Task to complete: From the listing below, extract each entry exactly as written, minus the images.

[BEGIN Records supplied]

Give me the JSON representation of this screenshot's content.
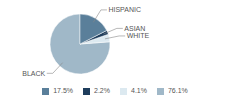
{
  "chart_data": {
    "type": "pie",
    "categories": [
      "BLACK",
      "WHITE",
      "ASIAN",
      "HISPANIC"
    ],
    "values": [
      76.1,
      4.1,
      2.2,
      17.5
    ],
    "value_labels": [
      "76.1%",
      "4.1%",
      "2.2%",
      "17.5%"
    ],
    "colors": [
      "#a0b8c8",
      "#dce9f0",
      "#1e3d5c",
      "#5a7f9a"
    ],
    "legend": "bottom"
  }
}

[END Records supplied]

Task solution:
Give me the JSON representation of this screenshot's content.
{
  "chart_data": {
    "type": "pie",
    "categories": [
      "BLACK",
      "WHITE",
      "ASIAN",
      "HISPANIC"
    ],
    "values": [
      76.1,
      4.1,
      2.2,
      17.5
    ],
    "value_labels": [
      "76.1%",
      "4.1%",
      "2.2%",
      "17.5%"
    ],
    "colors": [
      "#a0b8c8",
      "#dce9f0",
      "#1e3d5c",
      "#5a7f9a"
    ],
    "legend": "bottom"
  }
}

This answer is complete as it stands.